(OBJECTIVE) Write every line of the material out exactly as shown.

(DATASET RECORDS)
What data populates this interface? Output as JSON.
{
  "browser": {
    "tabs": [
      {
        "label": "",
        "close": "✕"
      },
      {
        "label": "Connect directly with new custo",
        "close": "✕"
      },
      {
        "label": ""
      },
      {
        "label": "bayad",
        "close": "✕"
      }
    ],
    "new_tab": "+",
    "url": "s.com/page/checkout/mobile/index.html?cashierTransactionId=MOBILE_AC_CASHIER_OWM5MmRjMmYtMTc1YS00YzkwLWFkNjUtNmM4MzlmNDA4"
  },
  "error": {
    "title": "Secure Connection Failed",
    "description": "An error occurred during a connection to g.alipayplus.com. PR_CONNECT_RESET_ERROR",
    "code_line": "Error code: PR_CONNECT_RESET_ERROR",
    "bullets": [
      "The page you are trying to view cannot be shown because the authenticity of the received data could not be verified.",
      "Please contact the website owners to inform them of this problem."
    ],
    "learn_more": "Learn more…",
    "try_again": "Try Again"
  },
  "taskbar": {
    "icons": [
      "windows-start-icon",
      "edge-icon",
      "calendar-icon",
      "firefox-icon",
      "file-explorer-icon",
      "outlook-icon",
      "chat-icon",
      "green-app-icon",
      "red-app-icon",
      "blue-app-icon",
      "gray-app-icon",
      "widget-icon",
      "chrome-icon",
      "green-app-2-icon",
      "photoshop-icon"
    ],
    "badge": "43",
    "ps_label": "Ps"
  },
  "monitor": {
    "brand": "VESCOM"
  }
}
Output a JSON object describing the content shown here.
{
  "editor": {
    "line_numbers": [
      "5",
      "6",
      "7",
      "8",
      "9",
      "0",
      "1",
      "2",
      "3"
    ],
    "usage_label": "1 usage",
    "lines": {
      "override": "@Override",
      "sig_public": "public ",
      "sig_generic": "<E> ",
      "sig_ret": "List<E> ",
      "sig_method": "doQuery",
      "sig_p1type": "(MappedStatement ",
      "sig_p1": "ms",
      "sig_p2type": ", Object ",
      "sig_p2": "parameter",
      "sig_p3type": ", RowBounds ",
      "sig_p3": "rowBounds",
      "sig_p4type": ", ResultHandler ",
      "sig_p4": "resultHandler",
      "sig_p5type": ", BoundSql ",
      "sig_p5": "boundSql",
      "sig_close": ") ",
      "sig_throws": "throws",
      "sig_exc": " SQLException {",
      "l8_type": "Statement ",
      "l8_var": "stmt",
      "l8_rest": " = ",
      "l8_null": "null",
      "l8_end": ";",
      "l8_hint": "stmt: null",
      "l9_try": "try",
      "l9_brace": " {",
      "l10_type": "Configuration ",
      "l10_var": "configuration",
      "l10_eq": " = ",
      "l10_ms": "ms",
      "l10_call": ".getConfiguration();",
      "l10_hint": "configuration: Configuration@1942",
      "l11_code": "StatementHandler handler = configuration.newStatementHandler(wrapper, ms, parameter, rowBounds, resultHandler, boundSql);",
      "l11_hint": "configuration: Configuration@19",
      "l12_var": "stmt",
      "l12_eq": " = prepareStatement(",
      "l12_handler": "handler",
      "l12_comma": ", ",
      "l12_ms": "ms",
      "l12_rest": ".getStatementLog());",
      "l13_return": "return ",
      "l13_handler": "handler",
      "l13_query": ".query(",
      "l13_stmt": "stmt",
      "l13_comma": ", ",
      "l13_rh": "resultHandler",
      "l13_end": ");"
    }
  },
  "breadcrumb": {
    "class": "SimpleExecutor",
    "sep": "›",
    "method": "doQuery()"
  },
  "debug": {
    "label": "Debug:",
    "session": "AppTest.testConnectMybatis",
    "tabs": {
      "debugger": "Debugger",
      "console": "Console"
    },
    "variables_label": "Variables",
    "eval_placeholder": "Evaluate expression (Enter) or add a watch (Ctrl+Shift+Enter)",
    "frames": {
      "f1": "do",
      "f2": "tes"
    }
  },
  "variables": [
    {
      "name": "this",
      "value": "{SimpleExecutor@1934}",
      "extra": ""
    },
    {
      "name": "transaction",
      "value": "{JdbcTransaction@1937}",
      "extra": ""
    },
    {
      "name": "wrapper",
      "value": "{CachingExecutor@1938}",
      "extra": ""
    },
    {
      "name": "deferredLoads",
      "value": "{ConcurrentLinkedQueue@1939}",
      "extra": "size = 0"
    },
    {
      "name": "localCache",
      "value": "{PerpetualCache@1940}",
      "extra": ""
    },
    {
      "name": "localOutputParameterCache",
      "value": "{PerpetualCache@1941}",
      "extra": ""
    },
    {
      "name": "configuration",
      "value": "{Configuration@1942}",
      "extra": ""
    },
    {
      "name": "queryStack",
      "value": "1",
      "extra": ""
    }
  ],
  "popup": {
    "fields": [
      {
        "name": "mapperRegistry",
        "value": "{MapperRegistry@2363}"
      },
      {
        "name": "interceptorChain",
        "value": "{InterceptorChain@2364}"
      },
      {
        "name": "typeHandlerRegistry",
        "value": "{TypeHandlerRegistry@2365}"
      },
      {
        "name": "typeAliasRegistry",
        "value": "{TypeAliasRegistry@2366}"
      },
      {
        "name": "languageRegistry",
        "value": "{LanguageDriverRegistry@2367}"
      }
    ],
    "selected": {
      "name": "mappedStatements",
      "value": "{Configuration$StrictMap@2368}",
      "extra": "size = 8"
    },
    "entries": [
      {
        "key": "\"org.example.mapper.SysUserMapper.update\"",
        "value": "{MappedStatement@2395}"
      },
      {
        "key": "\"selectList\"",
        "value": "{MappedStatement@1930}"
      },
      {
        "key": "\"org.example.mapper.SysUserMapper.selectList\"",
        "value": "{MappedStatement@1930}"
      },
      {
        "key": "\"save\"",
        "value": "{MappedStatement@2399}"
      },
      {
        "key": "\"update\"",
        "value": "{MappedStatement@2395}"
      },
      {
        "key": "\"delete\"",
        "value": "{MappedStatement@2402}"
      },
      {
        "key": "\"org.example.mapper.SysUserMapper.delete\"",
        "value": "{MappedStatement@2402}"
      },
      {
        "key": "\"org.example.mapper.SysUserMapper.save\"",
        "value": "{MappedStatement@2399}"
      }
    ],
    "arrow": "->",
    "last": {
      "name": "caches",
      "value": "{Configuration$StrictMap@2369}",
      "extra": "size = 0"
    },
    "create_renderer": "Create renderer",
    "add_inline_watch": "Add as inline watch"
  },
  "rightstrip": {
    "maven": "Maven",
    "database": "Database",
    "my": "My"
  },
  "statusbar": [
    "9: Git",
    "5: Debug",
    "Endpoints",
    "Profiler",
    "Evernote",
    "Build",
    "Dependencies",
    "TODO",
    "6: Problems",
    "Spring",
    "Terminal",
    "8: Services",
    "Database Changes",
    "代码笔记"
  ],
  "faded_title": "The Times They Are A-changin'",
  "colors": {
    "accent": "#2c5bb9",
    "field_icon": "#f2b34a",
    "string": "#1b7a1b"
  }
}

(TASK ANSWER)
What data populates this interface? Output as JSON.
{
  "browser": {
    "tabs": [
      {
        "label": "",
        "close": "✕"
      },
      {
        "label": "Connect directly with new custo",
        "close": "✕"
      },
      {
        "label": ""
      },
      {
        "label": "bayad",
        "close": "✕"
      }
    ],
    "new_tab": "+",
    "url": "s.com/page/checkout/mobile/index.html?cashierTransactionId=MOBILE_AC_CASHIER_OWM5MmRjMmYtMTc1YS00YzkwLWFkNjUtNmM4MzlmNDA4"
  },
  "error": {
    "title": "Secure Connection Failed",
    "description": "An error occurred during a connection to g.alipayplus.com. PR_CONNECT_RESET_ERROR",
    "code_line": "Error code: PR_CONNECT_RESET_ERROR",
    "bullets": [
      "The page you are trying to view cannot be shown because the authenticity of the received data could not be verified.",
      "Please contact the website owners to inform them of this problem."
    ],
    "learn_more": "Learn more…",
    "try_again": "Try Again"
  },
  "taskbar": {
    "icons": [
      "windows-start-icon",
      "edge-icon",
      "calendar-icon",
      "firefox-icon",
      "file-explorer-icon",
      "outlook-icon",
      "chat-icon",
      "green-app-icon",
      "red-app-icon",
      "blue-app-icon",
      "gray-app-icon",
      "widget-icon",
      "chrome-icon",
      "green-app-2-icon",
      "photoshop-icon"
    ],
    "badge": "43",
    "ps_label": "Ps"
  },
  "monitor": {
    "brand": "VESCOM"
  }
}
Output a JSON object describing the content shown here.
{
  "editor": {
    "line_numbers": [
      "5",
      "6",
      "7",
      "8",
      "9",
      "0",
      "1",
      "2",
      "3"
    ],
    "usage_label": "1 usage",
    "lines": {
      "override": "@Override",
      "sig_public": "public ",
      "sig_generic": "<E> ",
      "sig_ret": "List<E> ",
      "sig_method": "doQuery",
      "sig_p1type": "(MappedStatement ",
      "sig_p1": "ms",
      "sig_p2type": ", Object ",
      "sig_p2": "parameter",
      "sig_p3type": ", RowBounds ",
      "sig_p3": "rowBounds",
      "sig_p4type": ", ResultHandler ",
      "sig_p4": "resultHandler",
      "sig_p5type": ", BoundSql ",
      "sig_p5": "boundSql",
      "sig_close": ") ",
      "sig_throws": "throws",
      "sig_exc": " SQLException {",
      "l8_type": "Statement ",
      "l8_var": "stmt",
      "l8_rest": " = ",
      "l8_null": "null",
      "l8_end": ";",
      "l8_hint": "stmt: null",
      "l9_try": "try",
      "l9_brace": " {",
      "l10_type": "Configuration ",
      "l10_var": "configuration",
      "l10_eq": " = ",
      "l10_ms": "ms",
      "l10_call": ".getConfiguration();",
      "l10_hint": "configuration: Configuration@1942",
      "l11_code": "StatementHandler handler = configuration.newStatementHandler(wrapper, ms, parameter, rowBounds, resultHandler, boundSql);",
      "l11_hint": "configuration: Configuration@19",
      "l12_var": "stmt",
      "l12_eq": " = prepareStatement(",
      "l12_handler": "handler",
      "l12_comma": ", ",
      "l12_ms": "ms",
      "l12_rest": ".getStatementLog());",
      "l13_return": "return ",
      "l13_handler": "handler",
      "l13_query": ".query(",
      "l13_stmt": "stmt",
      "l13_comma": ", ",
      "l13_rh": "resultHandler",
      "l13_end": ");"
    }
  },
  "breadcrumb": {
    "class": "SimpleExecutor",
    "sep": "›",
    "method": "doQuery()"
  },
  "debug": {
    "label": "Debug:",
    "session": "AppTest.testConnectMybatis",
    "tabs": {
      "debugger": "Debugger",
      "console": "Console"
    },
    "variables_label": "Variables",
    "eval_placeholder": "Evaluate expression (Enter) or add a watch (Ctrl+Shift+Enter)",
    "frames": {
      "f1": "do",
      "f2": "tes"
    }
  },
  "variables": [
    {
      "name": "this",
      "value": "{SimpleExecutor@1934}",
      "extra": ""
    },
    {
      "name": "transaction",
      "value": "{JdbcTransaction@1937}",
      "extra": ""
    },
    {
      "name": "wrapper",
      "value": "{CachingExecutor@1938}",
      "extra": ""
    },
    {
      "name": "deferredLoads",
      "value": "{ConcurrentLinkedQueue@1939}",
      "extra": "size = 0"
    },
    {
      "name": "localCache",
      "value": "{PerpetualCache@1940}",
      "extra": ""
    },
    {
      "name": "localOutputParameterCache",
      "value": "{PerpetualCache@1941}",
      "extra": ""
    },
    {
      "name": "configuration",
      "value": "{Configuration@1942}",
      "extra": ""
    },
    {
      "name": "queryStack",
      "value": "1",
      "extra": ""
    }
  ],
  "popup": {
    "fields": [
      {
        "name": "mapperRegistry",
        "value": "{MapperRegistry@2363}"
      },
      {
        "name": "interceptorChain",
        "value": "{InterceptorChain@2364}"
      },
      {
        "name": "typeHandlerRegistry",
        "value": "{TypeHandlerRegistry@2365}"
      },
      {
        "name": "typeAliasRegistry",
        "value": "{TypeAliasRegistry@2366}"
      },
      {
        "name": "languageRegistry",
        "value": "{LanguageDriverRegistry@2367}"
      }
    ],
    "selected": {
      "name": "mappedStatements",
      "value": "{Configuration$StrictMap@2368}",
      "extra": "size = 8"
    },
    "entries": [
      {
        "key": "\"org.example.mapper.SysUserMapper.update\"",
        "value": "{MappedStatement@2395}"
      },
      {
        "key": "\"selectList\"",
        "value": "{MappedStatement@1930}"
      },
      {
        "key": "\"org.example.mapper.SysUserMapper.selectList\"",
        "value": "{MappedStatement@1930}"
      },
      {
        "key": "\"save\"",
        "value": "{MappedStatement@2399}"
      },
      {
        "key": "\"update\"",
        "value": "{MappedStatement@2395}"
      },
      {
        "key": "\"delete\"",
        "value": "{MappedStatement@2402}"
      },
      {
        "key": "\"org.example.mapper.SysUserMapper.delete\"",
        "value": "{MappedStatement@2402}"
      },
      {
        "key": "\"org.example.mapper.SysUserMapper.save\"",
        "value": "{MappedStatement@2399}"
      }
    ],
    "arrow": "->",
    "last": {
      "name": "caches",
      "value": "{Configuration$StrictMap@2369}",
      "extra": "size = 0"
    },
    "create_renderer": "Create renderer",
    "add_inline_watch": "Add as inline watch"
  },
  "rightstrip": {
    "maven": "Maven",
    "database": "Database",
    "my": "My"
  },
  "statusbar": [
    "9: Git",
    "5: Debug",
    "Endpoints",
    "Profiler",
    "Evernote",
    "Build",
    "Dependencies",
    "TODO",
    "6: Problems",
    "Spring",
    "Terminal",
    "8: Services",
    "Database Changes",
    "代码笔记"
  ],
  "faded_title": "The Times They Are A-changin'",
  "colors": {
    "accent": "#2c5bb9",
    "field_icon": "#f2b34a",
    "string": "#1b7a1b"
  }
}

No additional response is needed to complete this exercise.